• _DATASET ENTRIES_:

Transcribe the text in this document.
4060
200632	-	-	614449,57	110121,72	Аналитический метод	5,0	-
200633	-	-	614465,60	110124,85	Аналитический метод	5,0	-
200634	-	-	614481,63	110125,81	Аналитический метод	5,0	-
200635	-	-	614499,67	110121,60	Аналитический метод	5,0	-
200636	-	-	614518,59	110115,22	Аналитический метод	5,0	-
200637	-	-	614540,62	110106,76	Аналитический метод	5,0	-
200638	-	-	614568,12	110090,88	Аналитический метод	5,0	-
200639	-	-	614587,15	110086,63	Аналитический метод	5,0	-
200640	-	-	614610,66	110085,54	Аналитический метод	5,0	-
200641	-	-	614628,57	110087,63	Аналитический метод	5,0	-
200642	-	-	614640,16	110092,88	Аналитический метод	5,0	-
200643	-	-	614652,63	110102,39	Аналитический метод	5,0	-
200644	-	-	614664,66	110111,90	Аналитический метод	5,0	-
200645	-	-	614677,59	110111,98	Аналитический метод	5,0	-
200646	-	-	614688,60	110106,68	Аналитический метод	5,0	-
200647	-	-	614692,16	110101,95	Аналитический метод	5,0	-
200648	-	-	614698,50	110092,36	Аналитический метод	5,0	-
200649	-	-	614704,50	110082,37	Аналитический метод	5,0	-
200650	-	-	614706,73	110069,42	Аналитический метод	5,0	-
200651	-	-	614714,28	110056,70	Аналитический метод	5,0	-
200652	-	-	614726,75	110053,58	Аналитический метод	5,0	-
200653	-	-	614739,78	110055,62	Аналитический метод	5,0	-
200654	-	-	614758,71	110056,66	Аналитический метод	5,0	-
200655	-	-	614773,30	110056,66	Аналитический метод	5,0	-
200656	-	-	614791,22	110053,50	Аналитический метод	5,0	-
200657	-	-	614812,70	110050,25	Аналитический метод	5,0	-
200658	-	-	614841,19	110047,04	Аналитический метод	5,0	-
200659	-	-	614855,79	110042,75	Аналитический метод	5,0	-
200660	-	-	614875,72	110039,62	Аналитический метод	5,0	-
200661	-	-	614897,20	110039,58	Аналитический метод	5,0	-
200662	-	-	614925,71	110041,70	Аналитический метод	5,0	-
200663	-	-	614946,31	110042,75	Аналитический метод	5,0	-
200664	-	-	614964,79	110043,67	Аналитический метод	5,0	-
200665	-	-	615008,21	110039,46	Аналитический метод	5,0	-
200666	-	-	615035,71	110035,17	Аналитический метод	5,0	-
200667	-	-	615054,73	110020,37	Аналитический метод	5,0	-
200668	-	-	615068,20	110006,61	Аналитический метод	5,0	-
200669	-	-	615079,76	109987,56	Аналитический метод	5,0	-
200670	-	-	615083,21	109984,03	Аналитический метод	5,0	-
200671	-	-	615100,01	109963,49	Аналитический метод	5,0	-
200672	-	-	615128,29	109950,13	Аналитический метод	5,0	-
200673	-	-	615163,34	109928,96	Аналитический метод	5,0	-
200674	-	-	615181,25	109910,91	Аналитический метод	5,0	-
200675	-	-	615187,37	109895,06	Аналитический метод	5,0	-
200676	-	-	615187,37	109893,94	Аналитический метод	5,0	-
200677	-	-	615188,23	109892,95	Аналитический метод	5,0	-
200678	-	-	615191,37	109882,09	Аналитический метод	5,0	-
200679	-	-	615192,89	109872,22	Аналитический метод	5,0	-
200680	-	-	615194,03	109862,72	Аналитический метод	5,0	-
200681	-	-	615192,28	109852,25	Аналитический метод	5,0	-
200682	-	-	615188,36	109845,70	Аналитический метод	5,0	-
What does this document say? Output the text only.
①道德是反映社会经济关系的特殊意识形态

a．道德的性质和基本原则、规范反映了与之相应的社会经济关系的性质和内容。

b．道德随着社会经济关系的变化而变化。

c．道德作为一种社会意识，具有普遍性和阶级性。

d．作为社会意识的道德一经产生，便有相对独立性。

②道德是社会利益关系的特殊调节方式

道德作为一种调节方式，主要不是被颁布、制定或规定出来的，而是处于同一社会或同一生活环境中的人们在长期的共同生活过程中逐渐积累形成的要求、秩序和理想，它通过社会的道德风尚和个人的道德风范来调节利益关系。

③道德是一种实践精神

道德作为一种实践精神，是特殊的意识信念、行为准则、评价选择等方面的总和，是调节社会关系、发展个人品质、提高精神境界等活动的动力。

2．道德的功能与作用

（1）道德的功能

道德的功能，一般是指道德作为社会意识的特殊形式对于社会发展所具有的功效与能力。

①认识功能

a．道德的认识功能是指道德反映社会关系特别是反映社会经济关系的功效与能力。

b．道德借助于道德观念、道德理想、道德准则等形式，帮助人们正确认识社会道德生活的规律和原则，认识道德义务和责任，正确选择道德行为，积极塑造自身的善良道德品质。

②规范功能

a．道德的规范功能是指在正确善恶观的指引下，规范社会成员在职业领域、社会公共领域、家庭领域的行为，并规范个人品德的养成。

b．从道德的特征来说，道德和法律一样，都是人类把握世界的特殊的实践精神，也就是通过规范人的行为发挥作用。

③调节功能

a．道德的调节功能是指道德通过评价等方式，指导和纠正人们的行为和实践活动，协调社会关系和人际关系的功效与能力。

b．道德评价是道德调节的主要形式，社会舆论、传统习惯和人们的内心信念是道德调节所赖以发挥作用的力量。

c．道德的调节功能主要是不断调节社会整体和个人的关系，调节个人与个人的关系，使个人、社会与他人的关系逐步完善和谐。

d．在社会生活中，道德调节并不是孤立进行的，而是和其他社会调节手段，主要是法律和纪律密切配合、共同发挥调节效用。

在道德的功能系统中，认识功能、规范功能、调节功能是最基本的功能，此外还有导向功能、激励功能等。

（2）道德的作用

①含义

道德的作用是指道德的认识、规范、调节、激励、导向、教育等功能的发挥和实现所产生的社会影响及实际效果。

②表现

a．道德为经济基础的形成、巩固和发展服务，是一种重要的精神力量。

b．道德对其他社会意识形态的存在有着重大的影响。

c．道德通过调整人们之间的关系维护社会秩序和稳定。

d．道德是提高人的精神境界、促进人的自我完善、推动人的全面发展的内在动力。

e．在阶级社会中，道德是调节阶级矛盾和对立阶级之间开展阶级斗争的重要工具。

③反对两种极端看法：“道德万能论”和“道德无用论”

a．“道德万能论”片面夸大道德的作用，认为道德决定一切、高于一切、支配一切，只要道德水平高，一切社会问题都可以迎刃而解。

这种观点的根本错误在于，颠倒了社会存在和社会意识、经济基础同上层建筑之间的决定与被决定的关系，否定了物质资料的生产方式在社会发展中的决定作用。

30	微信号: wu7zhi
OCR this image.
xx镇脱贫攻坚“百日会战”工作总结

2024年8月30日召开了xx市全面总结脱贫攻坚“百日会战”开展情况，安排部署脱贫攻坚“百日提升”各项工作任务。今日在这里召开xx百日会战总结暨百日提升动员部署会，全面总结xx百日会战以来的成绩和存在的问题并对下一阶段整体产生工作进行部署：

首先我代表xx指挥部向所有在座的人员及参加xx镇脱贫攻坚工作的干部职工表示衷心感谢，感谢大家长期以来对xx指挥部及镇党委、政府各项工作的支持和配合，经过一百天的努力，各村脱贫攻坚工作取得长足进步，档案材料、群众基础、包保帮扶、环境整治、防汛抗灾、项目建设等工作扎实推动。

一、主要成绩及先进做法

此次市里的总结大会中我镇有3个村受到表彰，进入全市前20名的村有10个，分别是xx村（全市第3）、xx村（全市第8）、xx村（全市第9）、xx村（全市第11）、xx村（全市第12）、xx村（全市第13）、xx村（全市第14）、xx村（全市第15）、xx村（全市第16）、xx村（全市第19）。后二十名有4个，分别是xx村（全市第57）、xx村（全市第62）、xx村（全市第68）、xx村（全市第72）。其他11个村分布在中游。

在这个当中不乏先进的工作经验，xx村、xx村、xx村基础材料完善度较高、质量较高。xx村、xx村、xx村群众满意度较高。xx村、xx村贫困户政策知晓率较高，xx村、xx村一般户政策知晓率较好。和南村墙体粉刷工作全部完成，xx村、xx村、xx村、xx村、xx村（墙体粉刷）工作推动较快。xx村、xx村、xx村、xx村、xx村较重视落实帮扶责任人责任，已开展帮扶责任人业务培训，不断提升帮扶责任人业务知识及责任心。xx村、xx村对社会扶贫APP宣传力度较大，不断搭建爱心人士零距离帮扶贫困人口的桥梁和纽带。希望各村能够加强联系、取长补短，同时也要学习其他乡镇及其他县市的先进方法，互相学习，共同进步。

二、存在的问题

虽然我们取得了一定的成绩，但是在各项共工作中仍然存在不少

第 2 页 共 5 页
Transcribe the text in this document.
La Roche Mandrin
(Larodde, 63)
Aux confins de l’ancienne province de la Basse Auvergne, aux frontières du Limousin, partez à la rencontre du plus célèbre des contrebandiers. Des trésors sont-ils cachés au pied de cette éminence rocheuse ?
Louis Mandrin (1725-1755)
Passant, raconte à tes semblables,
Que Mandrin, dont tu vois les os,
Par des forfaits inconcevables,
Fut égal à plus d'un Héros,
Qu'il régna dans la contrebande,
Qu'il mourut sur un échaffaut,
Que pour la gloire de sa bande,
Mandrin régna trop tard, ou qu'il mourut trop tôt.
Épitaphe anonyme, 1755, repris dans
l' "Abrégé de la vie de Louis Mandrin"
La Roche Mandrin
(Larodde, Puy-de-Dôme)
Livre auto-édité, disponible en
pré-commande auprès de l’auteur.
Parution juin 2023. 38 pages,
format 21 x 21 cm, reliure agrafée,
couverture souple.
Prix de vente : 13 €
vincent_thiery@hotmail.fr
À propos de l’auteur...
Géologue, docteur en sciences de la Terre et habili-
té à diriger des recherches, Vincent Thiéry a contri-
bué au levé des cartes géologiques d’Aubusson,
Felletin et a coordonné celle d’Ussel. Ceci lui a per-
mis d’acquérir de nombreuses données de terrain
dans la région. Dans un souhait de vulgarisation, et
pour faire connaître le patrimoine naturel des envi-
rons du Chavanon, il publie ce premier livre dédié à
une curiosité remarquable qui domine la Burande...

• _REQUIREMENTS_: Among the entries above, identify all lines with "Mandrin" and copy them.

• _THE REPLY_:
La Roche Mandrin
Louis Mandrin (1725-1755)
Que Mandrin, dont tu vois les os,
Mandrin régna trop tard, ou qu'il mourut trop tôt.
l' "Abrégé de la vie de Louis Mandrin"
La Roche Mandrin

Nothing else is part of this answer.